Schreibe den Text über die deutsch-englischen Beziehungen unter Wilhelm II. weiter und knüpfe dabei direkt an seinen letzten Satz an.

# Lesetext
++++
So gerieten im Gegenzug die Kaiserreise in die Türkei, und der Bagdadbahnbau (bis Bagdad, Konia und Kuwait), zu einer Belastung der deutsch-englischen Beziehungen. Als Chamberlain in Wakefield dennoch offenlegte, auch Amerika in den Bund einzubeziehen, war "der große Zusammenschluss der angelsächsischen und germanischen Rasse" vorgezeichnet. Der Streit um Samoa führte schliesslich zum Bruch mit Salisbury. Für Samoa bot Chamberlain das Volta-Delta in Afrika, was die deutsche Kolonie Togo aufgewertet hätte. Doch der Verbündete Bülows, Tirpitz, bestand auf Samoa (Stützpunkt/Weltkabelsystem). Gespräche des Kaisers mit Cecil Rhodes hatten zu der Formel geführt, "Afrika den Briten, Vorderasien den Deutschen!"
Die Möglichkeit einer Annäherung an Russland entschwand zunehmend und parallel zum Beginn des Burenkriegs, wie der starken Neigung des Kaisers zu England und trotz der zugunsten der Buren aufschäumenden deutschen öffentlichen Meinung. Dennoch reiste Wilhelm II. nach England. Er sprach Chamberlain, der erneut den Plan einer Einheit "von Deutschland, von England, von Amerika" entwickelte. Dieses Gespräch zeichnete einen anderen Strich, als jenen, den die Geschichte bald darauf zog. Samoa hatte Deutschland zugeschlagen erhalten .Gegen die Urteile und Ratschläge des englischen Geschäftsträgers in Tanger, Sir Arthur Nicolson, wandte sich Chamberlain:
"England sollte sich in Tanger festsetzen. Deutschland sollte sich die Westküste am atlantischen Ozean sichern. In Kleinasien wollte er Deutschland keine Schwierigkeiten machen. Es sollte die Bagdadbahn bauen. Englisches Kapital sollte beigesteuert werden".
++++
# Datenauszug
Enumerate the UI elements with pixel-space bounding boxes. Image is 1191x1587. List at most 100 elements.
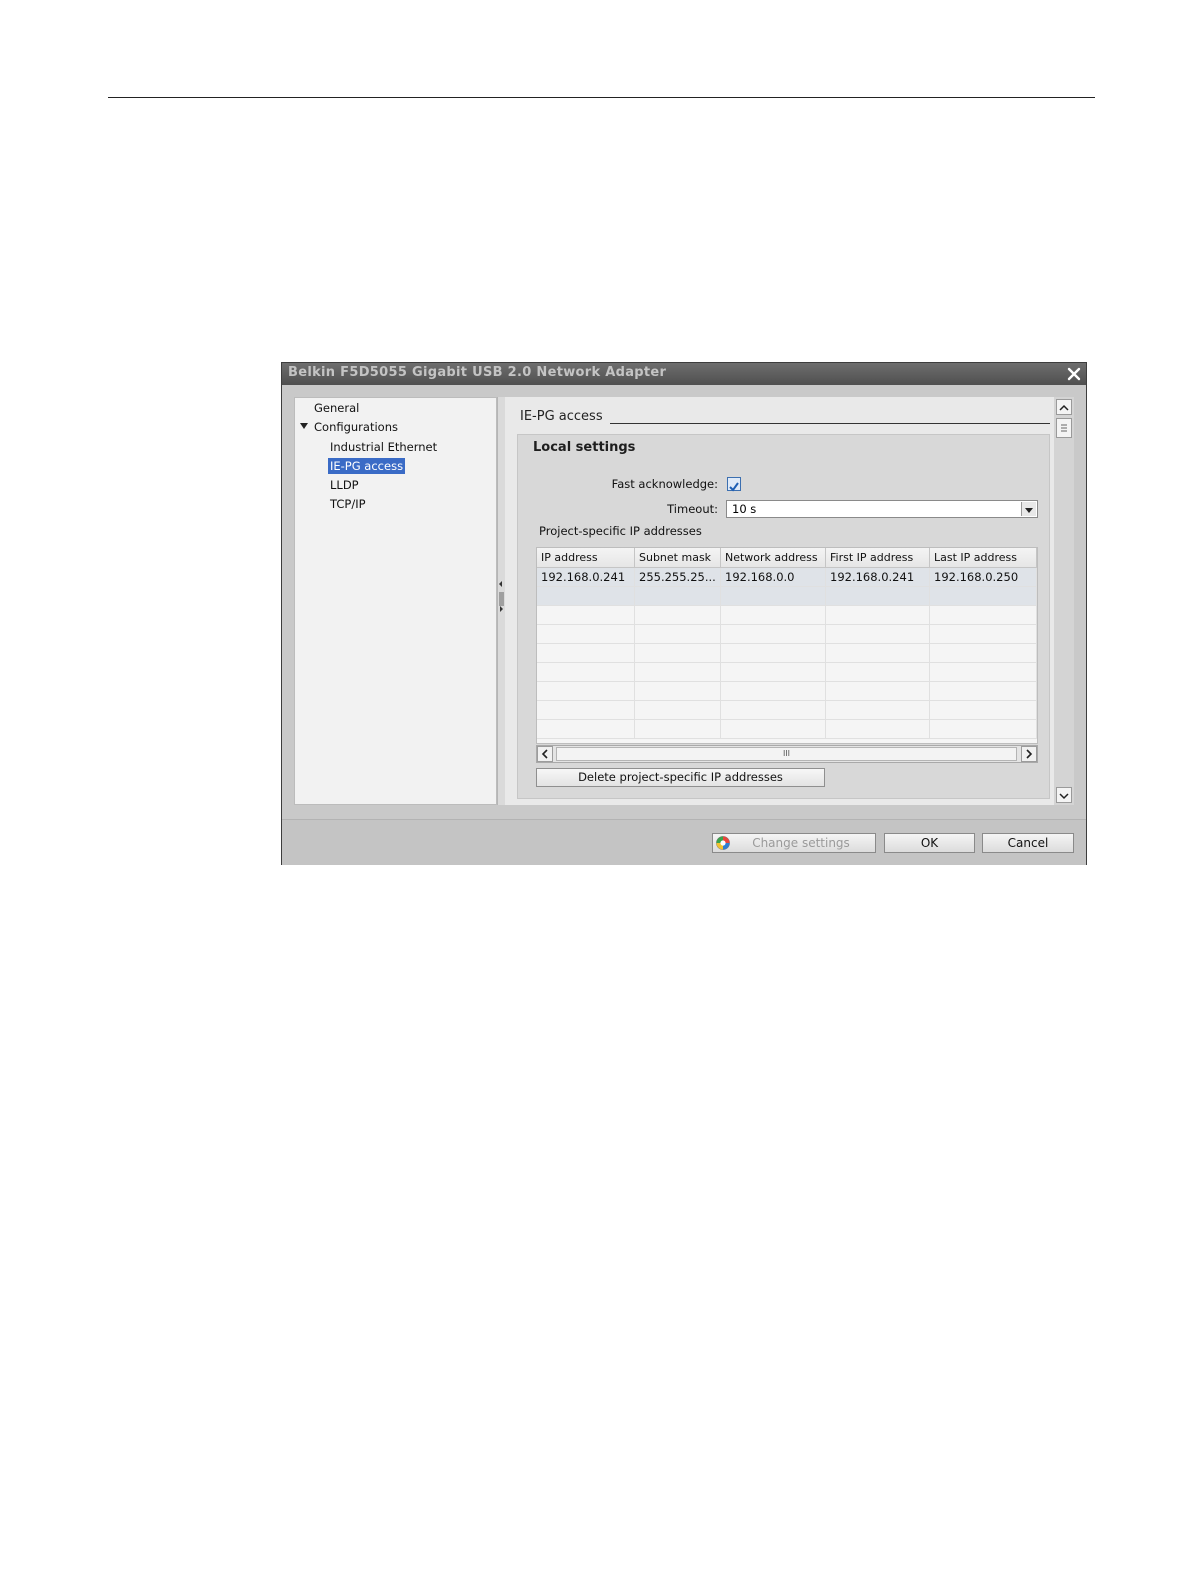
++++
# Antwort zur Übung
Auch Balfour, der Gesinnungsgenosse Chamberlains, warb um die Sympathie Wilhelms II.. Staatssekretär Bülow, gleichfalls in London anwesend, wurde mit Chamberlain konfrontiert. Se Ibst die Ankündigung der deutschen Flottenpläne schreckte den englischen Kolonialminister nicht ab. Entsprechend den Vereinbarungen mit Bülow, verkündete Chamberlain wenige Tage darauf, in seiner großen Rede in Leicester:
"...und ich glaube, in dem Moment, wo dieses Verlangen entstand, muß jedem klar geworden sein, daß unser natürliches Bündnis jenes zwischen uns und dem großen deutschen Kaiserreiche sein müßte. Wir...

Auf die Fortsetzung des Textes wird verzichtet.